» Exercise details: From the entries below, gather each line containing the word "content".

» Record list:
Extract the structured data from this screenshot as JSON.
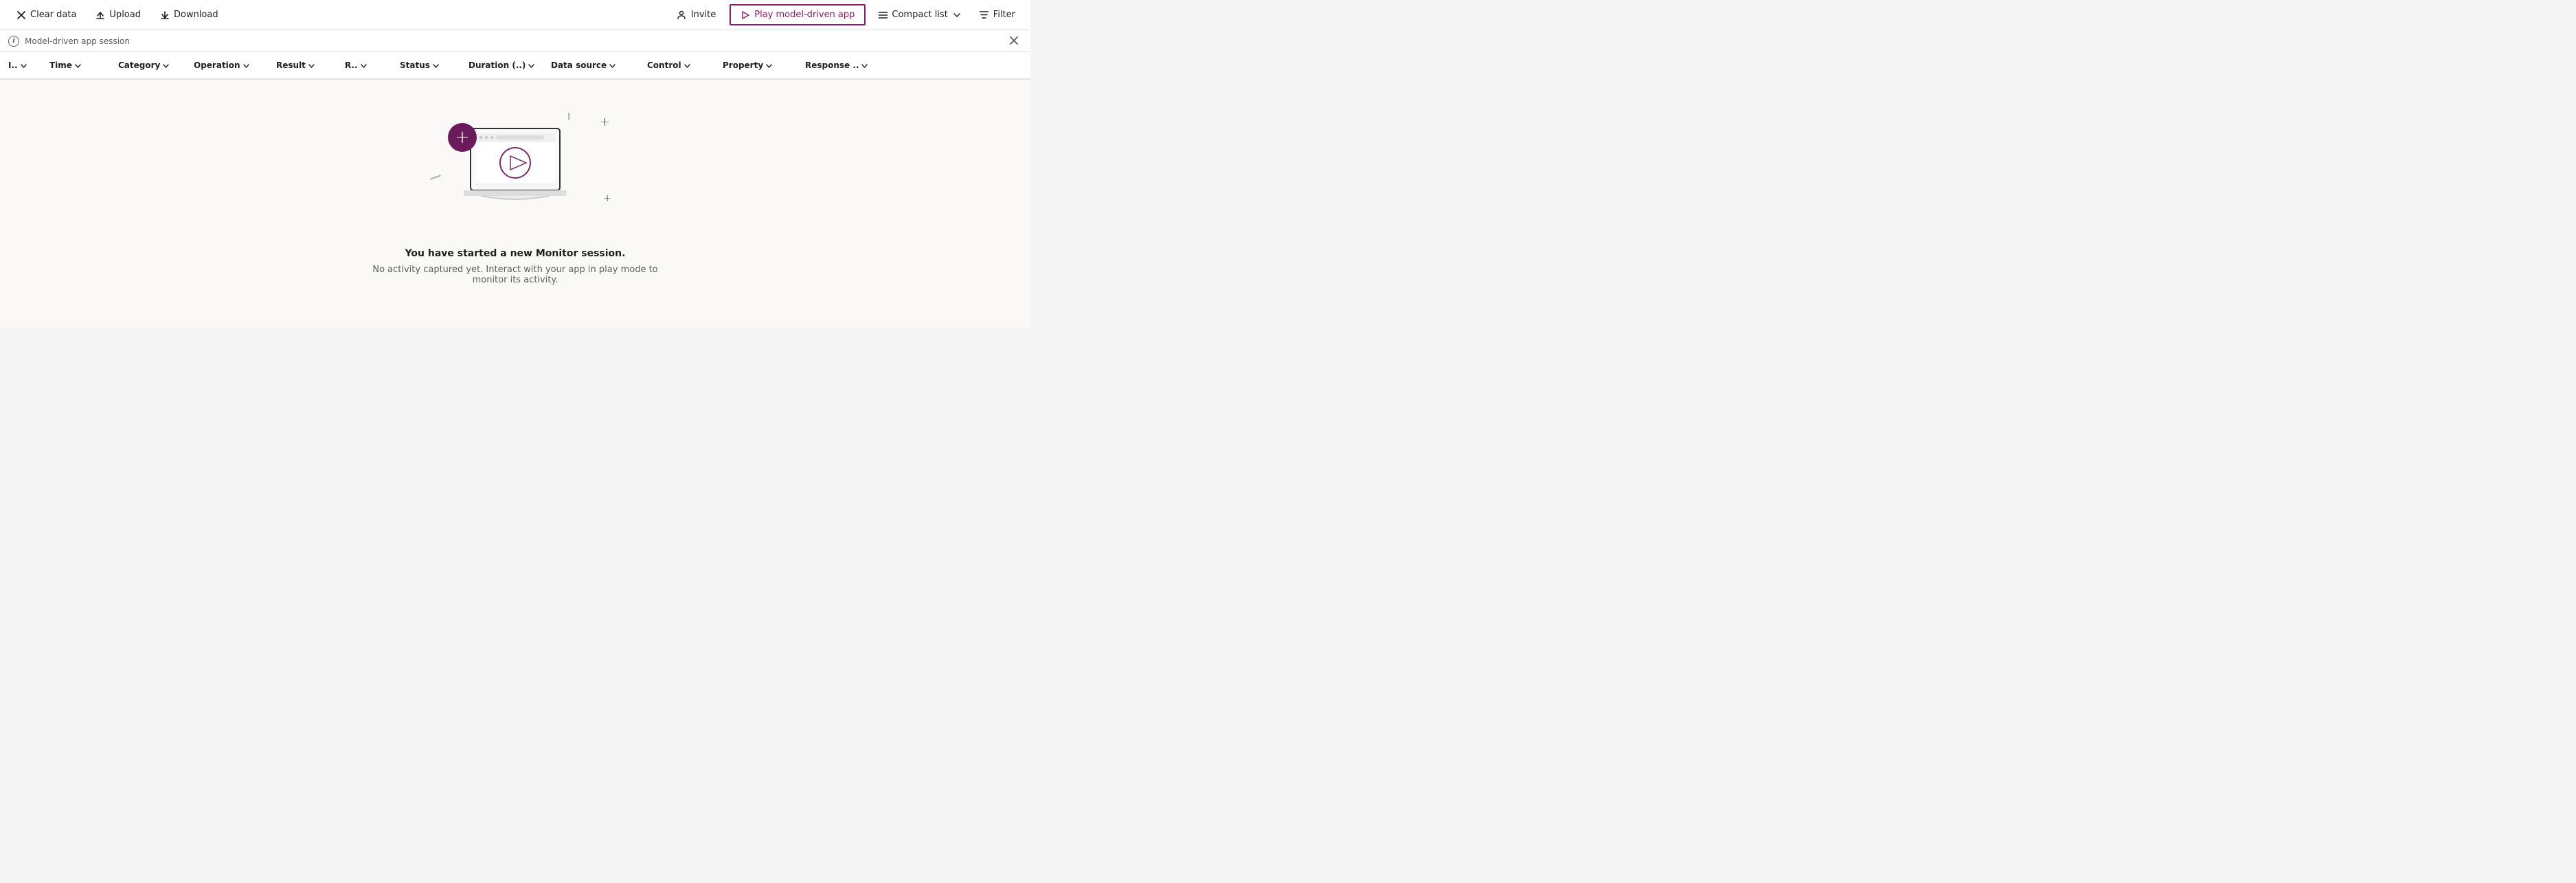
{
  "toolbar": {
    "clear_data_label": "Clear data",
    "upload_label": "Upload",
    "download_label": "Download",
    "invite_label": "Invite",
    "play_model_driven_app_label": "Play model-driven app",
    "compact_list_label": "Compact list",
    "filter_label": "Filter"
  },
  "session_bar": {
    "info_text": "Model-driven app session"
  },
  "columns": [
    {
      "id": "i",
      "label": "I..",
      "class": "col-i"
    },
    {
      "id": "time",
      "label": "Time",
      "class": "col-time"
    },
    {
      "id": "category",
      "label": "Category",
      "class": "col-category"
    },
    {
      "id": "operation",
      "label": "Operation",
      "class": "col-operation"
    },
    {
      "id": "result",
      "label": "Result",
      "class": "col-result"
    },
    {
      "id": "r",
      "label": "R..",
      "class": "col-r"
    },
    {
      "id": "status",
      "label": "Status",
      "class": "col-status"
    },
    {
      "id": "duration",
      "label": "Duration (..)",
      "class": "col-duration"
    },
    {
      "id": "datasource",
      "label": "Data source",
      "class": "col-datasource"
    },
    {
      "id": "control",
      "label": "Control",
      "class": "col-control"
    },
    {
      "id": "property",
      "label": "Property",
      "class": "col-property"
    },
    {
      "id": "response",
      "label": "Response ..",
      "class": "col-response"
    }
  ],
  "empty_state": {
    "title": "You have started a new Monitor session.",
    "subtitle": "No activity captured yet. Interact with your app in play mode to monitor its activity."
  },
  "colors": {
    "accent": "#8b1a6b",
    "accent_dark": "#6b1a5b"
  }
}
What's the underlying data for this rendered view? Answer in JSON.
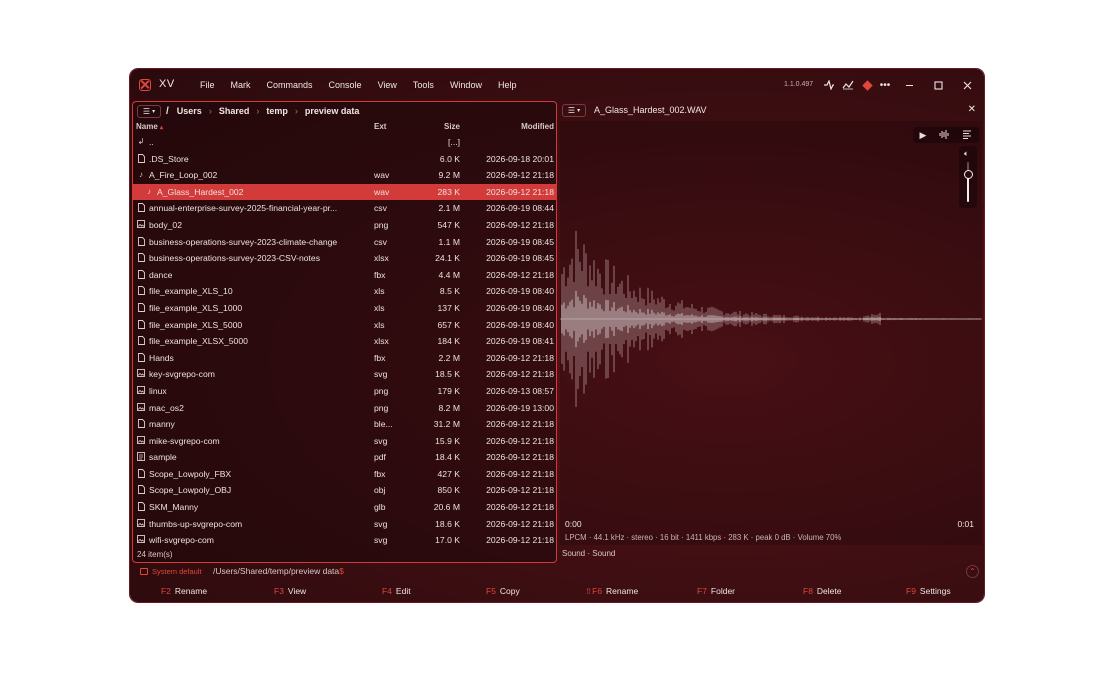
{
  "app": {
    "name": "XV",
    "version": "1.1.0.497"
  },
  "menu": [
    "File",
    "Mark",
    "Commands",
    "Console",
    "View",
    "Tools",
    "Window",
    "Help"
  ],
  "toolbar_icons": [
    "compare-icon",
    "chart-icon",
    "git-icon",
    "more-icon"
  ],
  "window_controls": [
    "minimize-icon",
    "maximize-icon",
    "close-icon"
  ],
  "path": {
    "root": "/",
    "segments": [
      "Users",
      "Shared",
      "temp",
      "preview data"
    ]
  },
  "columns": {
    "name": "Name",
    "sort_arrow": "▴",
    "ext": "Ext",
    "size": "Size",
    "modified": "Modified"
  },
  "parent_row": {
    "name": "..",
    "size": "[...]"
  },
  "files": [
    {
      "icon": "file",
      "name": ".DS_Store",
      "ext": "",
      "size": "6.0 K",
      "modified": "2026-09-18 20:01"
    },
    {
      "icon": "music",
      "name": "A_Fire_Loop_002",
      "ext": "wav",
      "size": "9.2 M",
      "modified": "2026-09-12 21:18"
    },
    {
      "icon": "music",
      "name": "A_Glass_Hardest_002",
      "ext": "wav",
      "size": "283 K",
      "modified": "2026-09-12 21:18",
      "selected": true
    },
    {
      "icon": "file",
      "name": "annual-enterprise-survey-2025-financial-year-pr...",
      "ext": "csv",
      "size": "2.1 M",
      "modified": "2026-09-19 08:44"
    },
    {
      "icon": "image",
      "name": "body_02",
      "ext": "png",
      "size": "547 K",
      "modified": "2026-09-12 21:18"
    },
    {
      "icon": "file",
      "name": "business-operations-survey-2023-climate-change",
      "ext": "csv",
      "size": "1.1 M",
      "modified": "2026-09-19 08:45"
    },
    {
      "icon": "file",
      "name": "business-operations-survey-2023-CSV-notes",
      "ext": "xlsx",
      "size": "24.1 K",
      "modified": "2026-09-19 08:45"
    },
    {
      "icon": "file",
      "name": "dance",
      "ext": "fbx",
      "size": "4.4 M",
      "modified": "2026-09-12 21:18"
    },
    {
      "icon": "file",
      "name": "file_example_XLS_10",
      "ext": "xls",
      "size": "8.5 K",
      "modified": "2026-09-19 08:40"
    },
    {
      "icon": "file",
      "name": "file_example_XLS_1000",
      "ext": "xls",
      "size": "137 K",
      "modified": "2026-09-19 08:40"
    },
    {
      "icon": "file",
      "name": "file_example_XLS_5000",
      "ext": "xls",
      "size": "657 K",
      "modified": "2026-09-19 08:40"
    },
    {
      "icon": "file",
      "name": "file_example_XLSX_5000",
      "ext": "xlsx",
      "size": "184 K",
      "modified": "2026-09-19 08:41"
    },
    {
      "icon": "file",
      "name": "Hands",
      "ext": "fbx",
      "size": "2.2 M",
      "modified": "2026-09-12 21:18"
    },
    {
      "icon": "image",
      "name": "key-svgrepo-com",
      "ext": "svg",
      "size": "18.5 K",
      "modified": "2026-09-12 21:18"
    },
    {
      "icon": "image",
      "name": "linux",
      "ext": "png",
      "size": "179 K",
      "modified": "2026-09-13 08:57"
    },
    {
      "icon": "image",
      "name": "mac_os2",
      "ext": "png",
      "size": "8.2 M",
      "modified": "2026-09-19 13:00"
    },
    {
      "icon": "file",
      "name": "manny",
      "ext": "ble...",
      "size": "31.2 M",
      "modified": "2026-09-12 21:18"
    },
    {
      "icon": "image",
      "name": "mike-svgrepo-com",
      "ext": "svg",
      "size": "15.9 K",
      "modified": "2026-09-12 21:18"
    },
    {
      "icon": "pdf",
      "name": "sample",
      "ext": "pdf",
      "size": "18.4 K",
      "modified": "2026-09-12 21:18"
    },
    {
      "icon": "file",
      "name": "Scope_Lowpoly_FBX",
      "ext": "fbx",
      "size": "427 K",
      "modified": "2026-09-12 21:18"
    },
    {
      "icon": "file",
      "name": "Scope_Lowpoly_OBJ",
      "ext": "obj",
      "size": "850 K",
      "modified": "2026-09-12 21:18"
    },
    {
      "icon": "file",
      "name": "SKM_Manny",
      "ext": "glb",
      "size": "20.6 M",
      "modified": "2026-09-12 21:18"
    },
    {
      "icon": "image",
      "name": "thumbs-up-svgrepo-com",
      "ext": "svg",
      "size": "18.6 K",
      "modified": "2026-09-12 21:18"
    },
    {
      "icon": "image",
      "name": "wifi-svgrepo-com",
      "ext": "svg",
      "size": "17.0 K",
      "modified": "2026-09-12 21:18"
    }
  ],
  "status_left": "24 item(s)",
  "preview": {
    "title": "A_Glass_Hardest_002.WAV",
    "time_start": "0:00",
    "time_end": "0:01",
    "info": "LPCM · 44.1 kHz · stereo · 16 bit · 1411 kbps · 283 K · peak 0 dB · Volume 70%",
    "volume_fraction": 0.7,
    "tools": [
      "play-icon",
      "waveform-icon",
      "list-icon"
    ],
    "status": "Sound · Sound"
  },
  "cmdline": {
    "system_label": "System default",
    "path": "/Users/Shared/temp/preview data",
    "prompt": "$"
  },
  "fkeys": [
    {
      "key": "F2",
      "label": "Rename"
    },
    {
      "key": "F3",
      "label": "View"
    },
    {
      "key": "F4",
      "label": "Edit"
    },
    {
      "key": "F5",
      "label": "Copy"
    },
    {
      "key": "⇧F6",
      "label": "Rename"
    },
    {
      "key": "F7",
      "label": "Folder"
    },
    {
      "key": "F8",
      "label": "Delete"
    },
    {
      "key": "F9",
      "label": "Settings"
    }
  ],
  "colors": {
    "accent": "#d33a3a",
    "accent_text": "#e0463c",
    "background": "#3d0e12",
    "waveform": "#e8dcdc"
  }
}
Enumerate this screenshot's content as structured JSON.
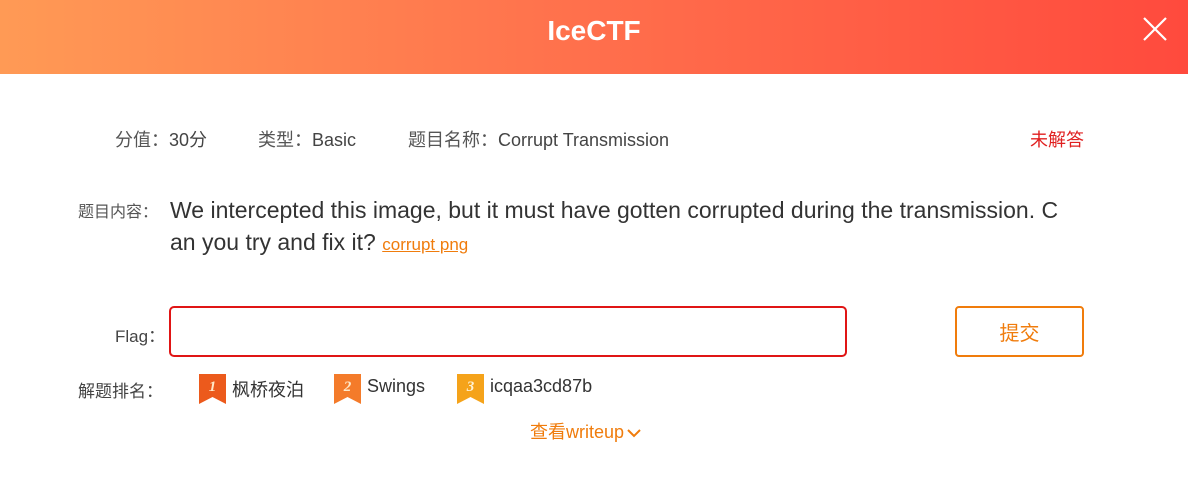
{
  "header": {
    "title": "IceCTF"
  },
  "meta": {
    "score_label": "分值：",
    "score_value": "30分",
    "type_label": "类型：",
    "type_value": "Basic",
    "name_label": "题目名称：",
    "name_value": "Corrupt Transmission",
    "status": "未解答"
  },
  "content": {
    "label": "题目内容：",
    "text": "We intercepted this image, but it must have gotten corrupted during the transmission. Can you try and fix it? ",
    "link_text": "corrupt png"
  },
  "flag": {
    "label": "Flag：",
    "value": "",
    "placeholder": "",
    "submit_label": "提交"
  },
  "ranking": {
    "label": "解题排名：",
    "items": [
      {
        "rank": "1",
        "name": "枫桥夜泊",
        "badge_color": "#ec5a1c"
      },
      {
        "rank": "2",
        "name": "Swings",
        "badge_color": "#f47b2a"
      },
      {
        "rank": "3",
        "name": "icqaa3cd87b",
        "badge_color": "#f5a31a"
      }
    ]
  },
  "writeup": {
    "label": "查看writeup"
  },
  "colors": {
    "accent": "#f07c0c",
    "error": "#e01515",
    "header_start": "#ff9a55",
    "header_end": "#ff4a3d"
  }
}
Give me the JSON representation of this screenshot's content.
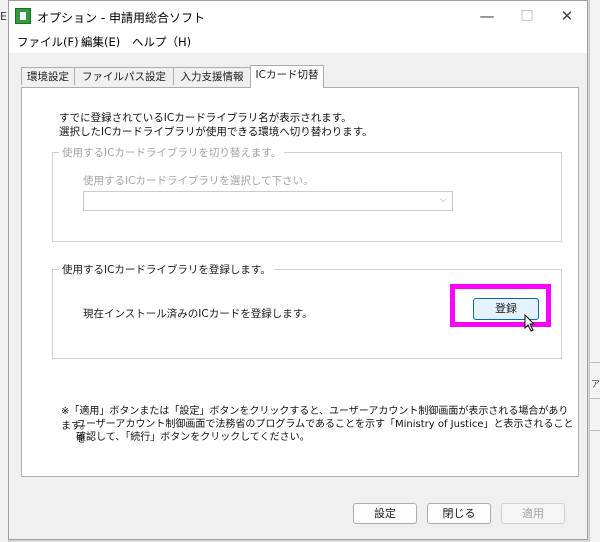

» Solved problem:
Enumerate this screenshot's content as structured JSON.
  "content": {
Give me the JSON representation of this screenshot's content.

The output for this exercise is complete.